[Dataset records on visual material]
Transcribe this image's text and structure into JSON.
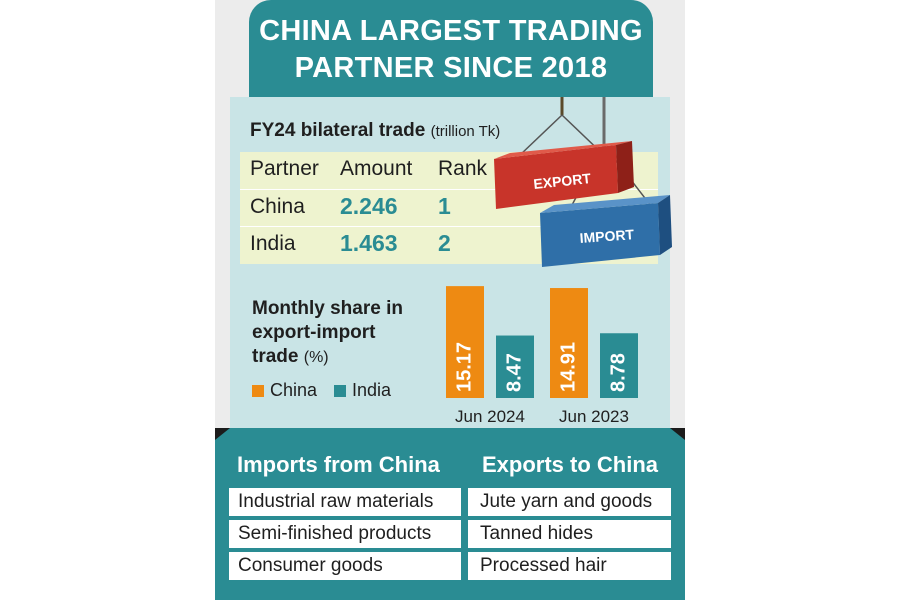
{
  "title": {
    "line1": "CHINA LARGEST TRADING",
    "line2": "PARTNER SINCE 2018"
  },
  "bilateral": {
    "heading": "FY24 bilateral trade",
    "unit": "(trillion Tk)",
    "headers": [
      "Partner",
      "Amount",
      "Rank"
    ],
    "rows": [
      {
        "partner": "China",
        "amount": "2.246",
        "rank": "1"
      },
      {
        "partner": "India",
        "amount": "1.463",
        "rank": "2"
      }
    ]
  },
  "containers": {
    "export_label": "EXPORT",
    "import_label": "IMPORT"
  },
  "chart_data": {
    "type": "bar",
    "title": "Monthly share in export-import trade",
    "title_lines": [
      "Monthly share in",
      "export-import",
      "trade"
    ],
    "unit": "(%)",
    "categories": [
      "Jun 2024",
      "Jun 2023"
    ],
    "series": [
      {
        "name": "China",
        "color": "#ee8a12",
        "values": [
          15.17,
          14.91
        ]
      },
      {
        "name": "India",
        "color": "#2a8c93",
        "values": [
          8.47,
          8.78
        ]
      }
    ],
    "value_labels": [
      [
        "15.17",
        "14.91"
      ],
      [
        "8.47",
        "8.78"
      ]
    ],
    "ylim": [
      0,
      16
    ],
    "grid": false,
    "legend_position": "left"
  },
  "trade_lists": {
    "imports_heading": "Imports from China",
    "exports_heading": "Exports to China",
    "imports": [
      "Industrial raw materials",
      "Semi-finished products",
      "Consumer goods"
    ],
    "exports": [
      "Jute yarn and goods",
      "Tanned hides",
      "Processed hair"
    ]
  },
  "colors": {
    "teal": "#2a8c93",
    "orange": "#ee8a12",
    "panel": "#c9e4e6",
    "table": "#eef3cf",
    "export_container": "#c8342a",
    "import_container": "#2f6fa8"
  }
}
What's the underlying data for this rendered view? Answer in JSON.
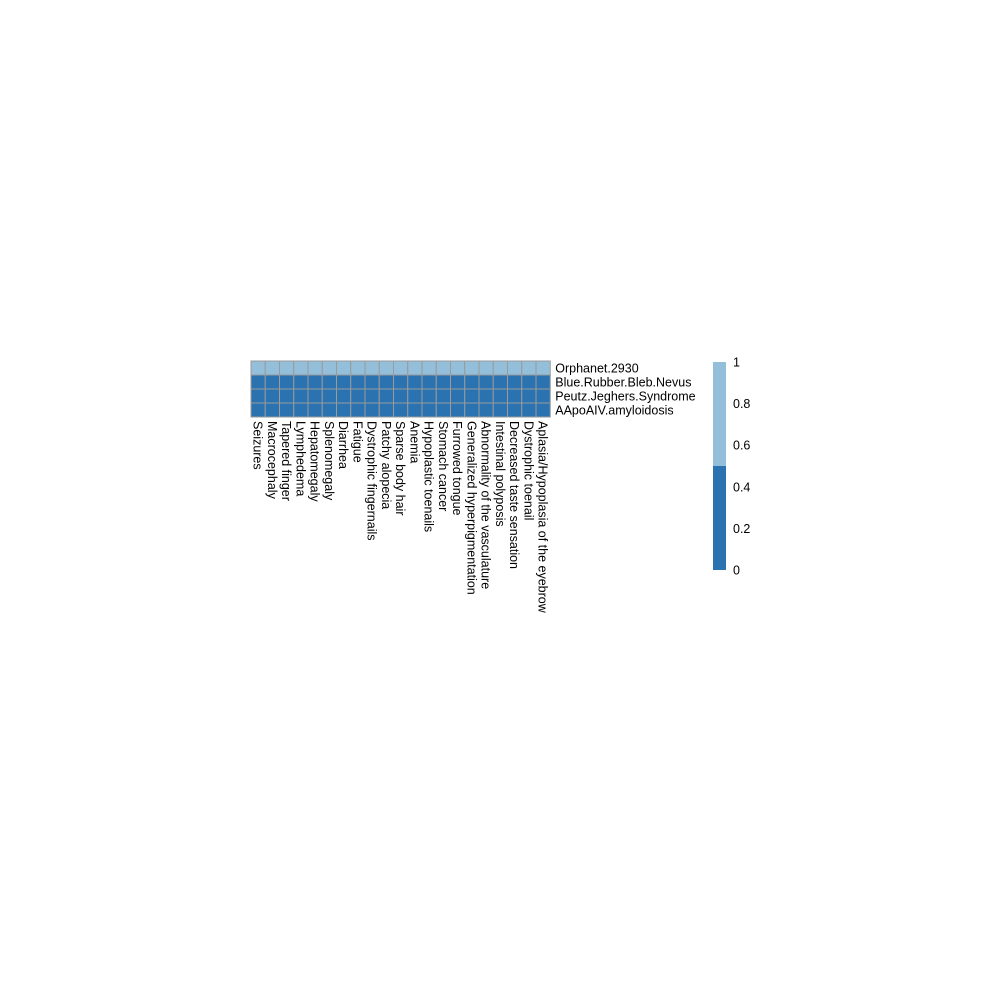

REQUIREMENT — Copy every line of the material in which the word "JSON" occurs.

FULL OUTPUT —
Transcribe this image's text and structure into JSON.
What's the underlying data for this rendered view? Answer in JSON.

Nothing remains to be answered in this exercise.